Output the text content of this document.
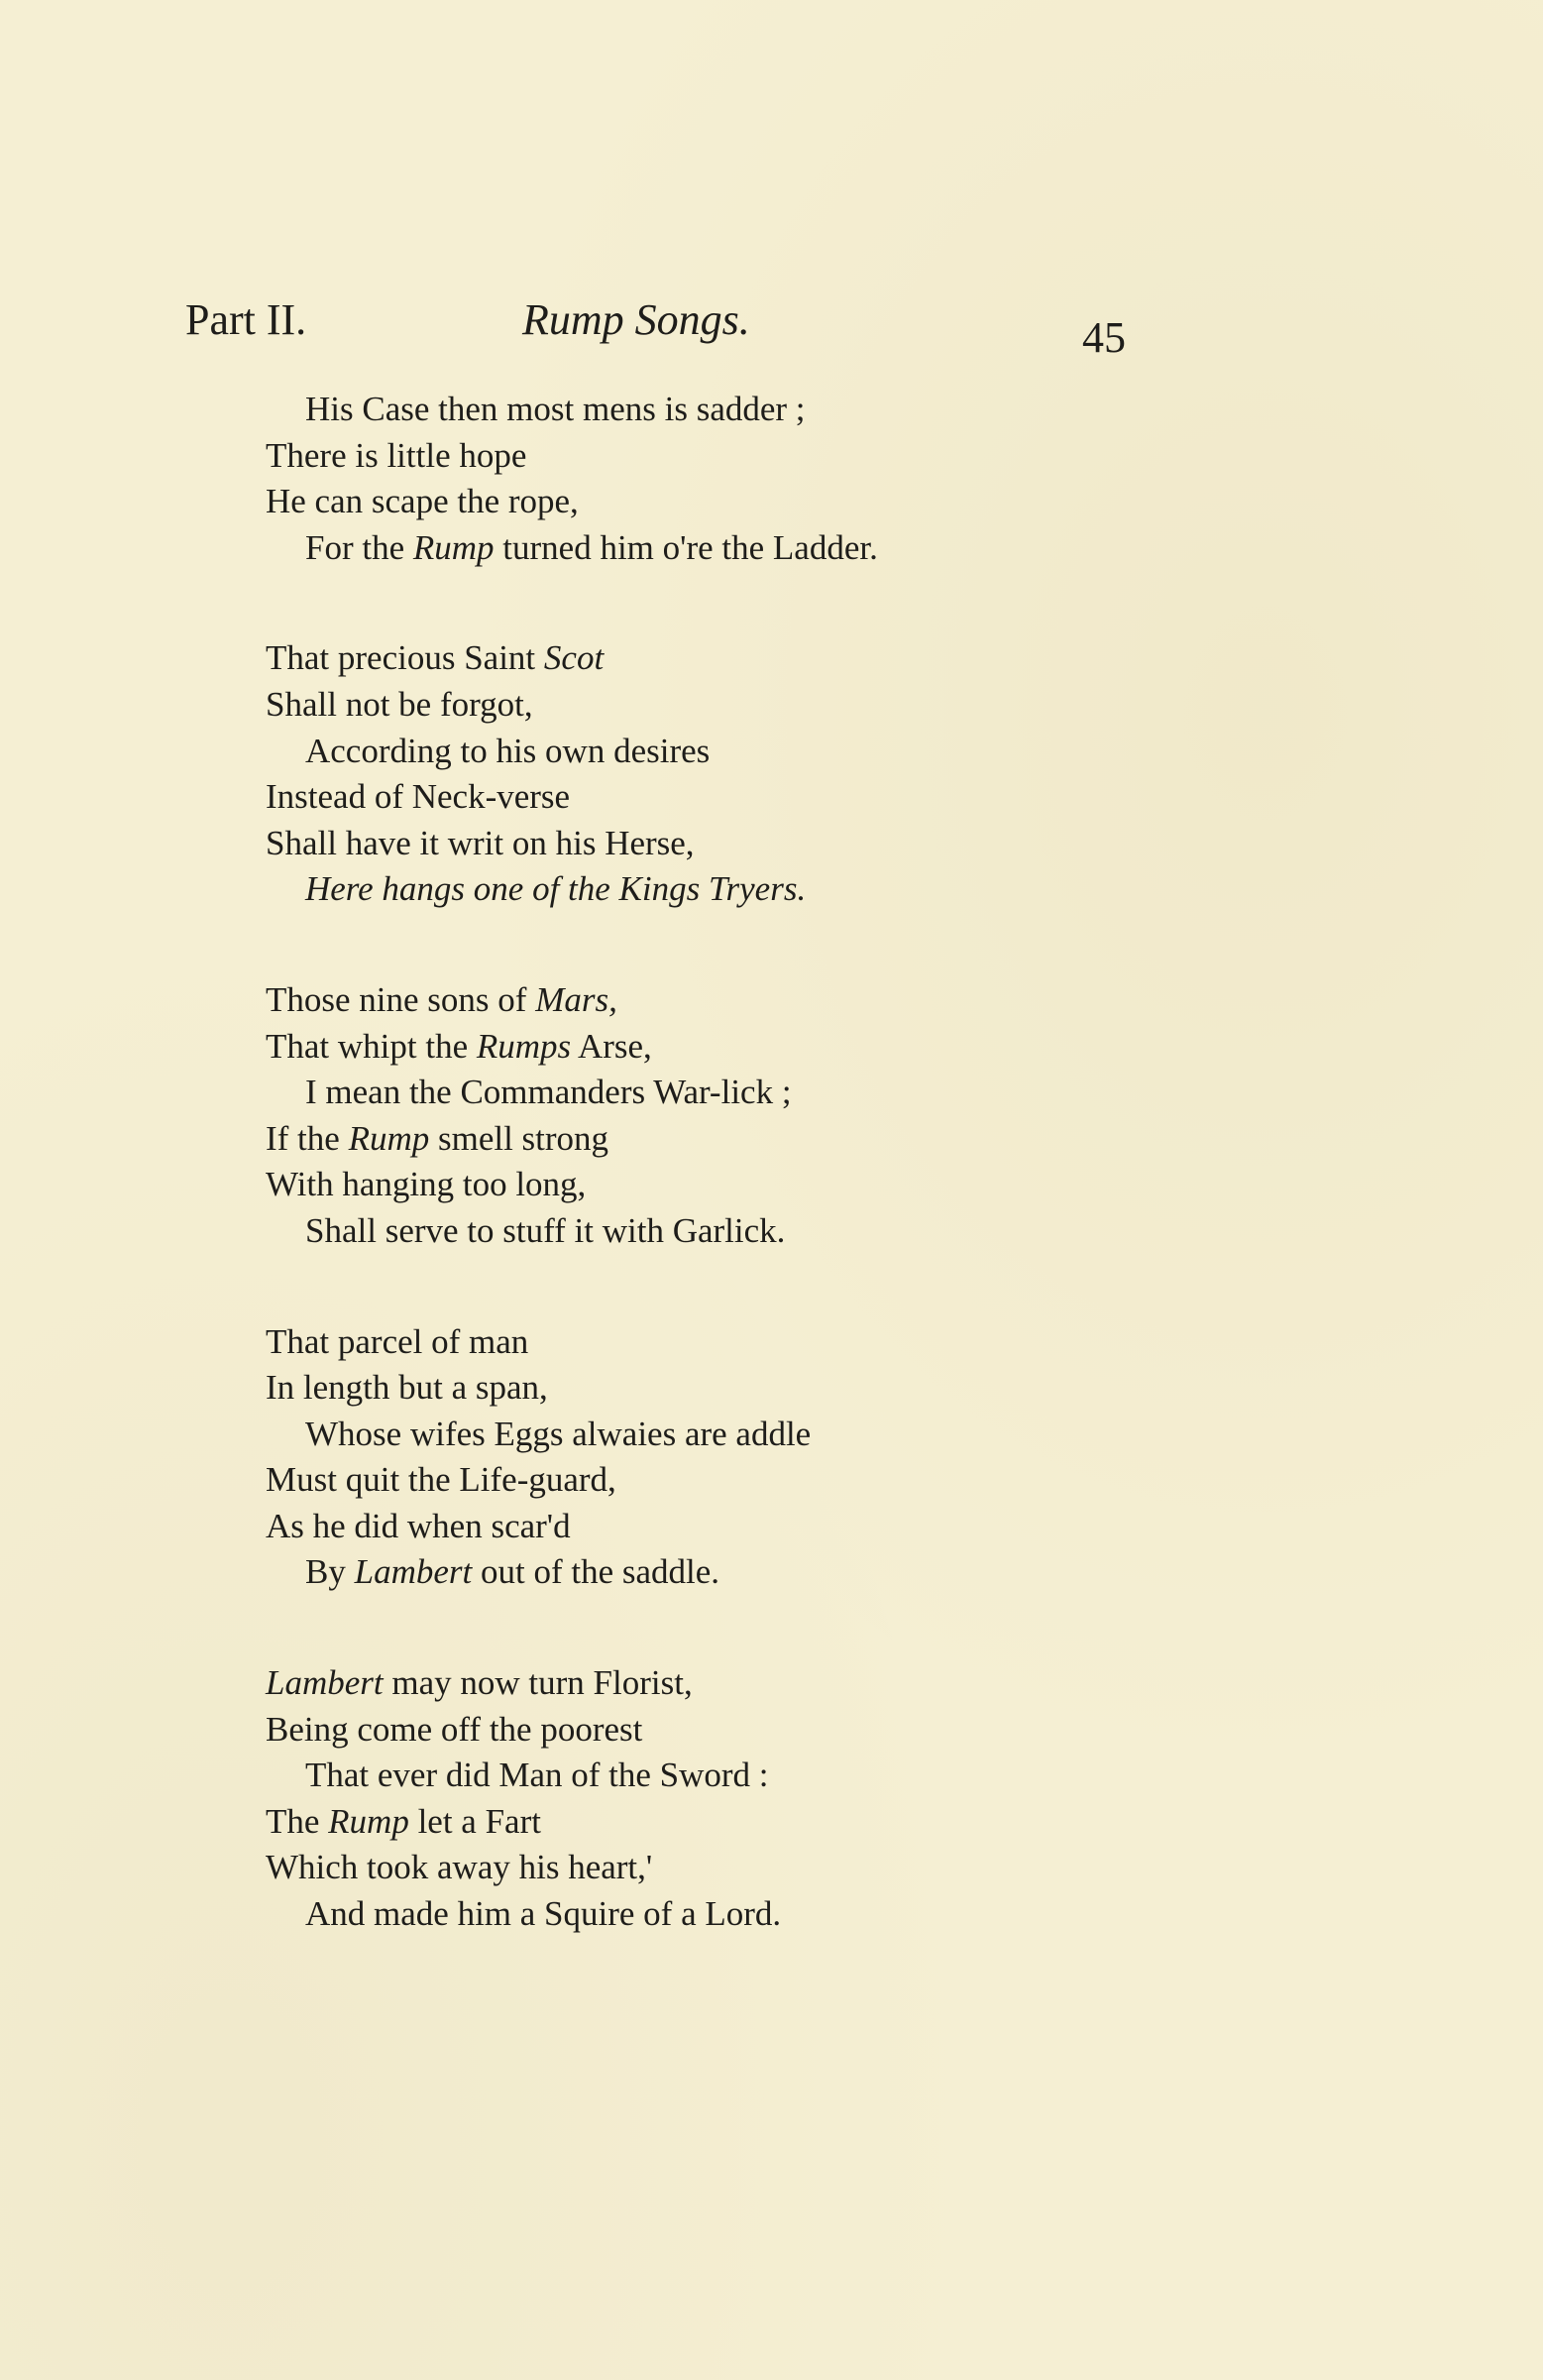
Part II.	Rump Songs.	45
His Case then most mens is sadder ;
There is little hope
He can scape the rope,
For the Rump turned him o're the Ladder.
That precious Saint Scot
Shall not be forgot,
According to his own desires
Instead of Neck-verse
Shall have it writ on his Herse,
Here hangs one of the Kings Tryers.
Those nine sons of Mars,
That whipt the Rumps Arse,
I mean the Commanders War-lick ;
If the Rump smell strong
With hanging too long,
Shall serve to stuff it with Garlick.
That parcel of man
In length but a span,
Whose wifes Eggs alwaies are addle
Must quit the Life-guard,
As he did when scar'd
By Lambert out of the saddle.
Lambert may now turn Florist,
Being come off the poorest
That ever did Man of the Sword :
The Rump let a Fart
Which took away his heart,'
And made him a Squire of a Lord.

- _The problem_: Transcribe the records above exactly, omitting every picture they contain.

- _Result of this task_:
Output the text content of this document.
Part II.	Rump Songs.	45
His Case then most mens is sadder ;
There is little hope
He can scape the rope,
For the Rump turned him o're the Ladder.
That precious Saint Scot
Shall not be forgot,
According to his own desires
Instead of Neck-verse
Shall have it writ on his Herse,
Here hangs one of the Kings Tryers.
Those nine sons of Mars,
That whipt the Rumps Arse,
I mean the Commanders War-lick ;
If the Rump smell strong
With hanging too long,
Shall serve to stuff it with Garlick.
That parcel of man
In length but a span,
Whose wifes Eggs alwaies are addle
Must quit the Life-guard,
As he did when scar'd
By Lambert out of the saddle.
Lambert may now turn Florist,
Being come off the poorest
That ever did Man of the Sword :
The Rump let a Fart
Which took away his heart,'
And made him a Squire of a Lord.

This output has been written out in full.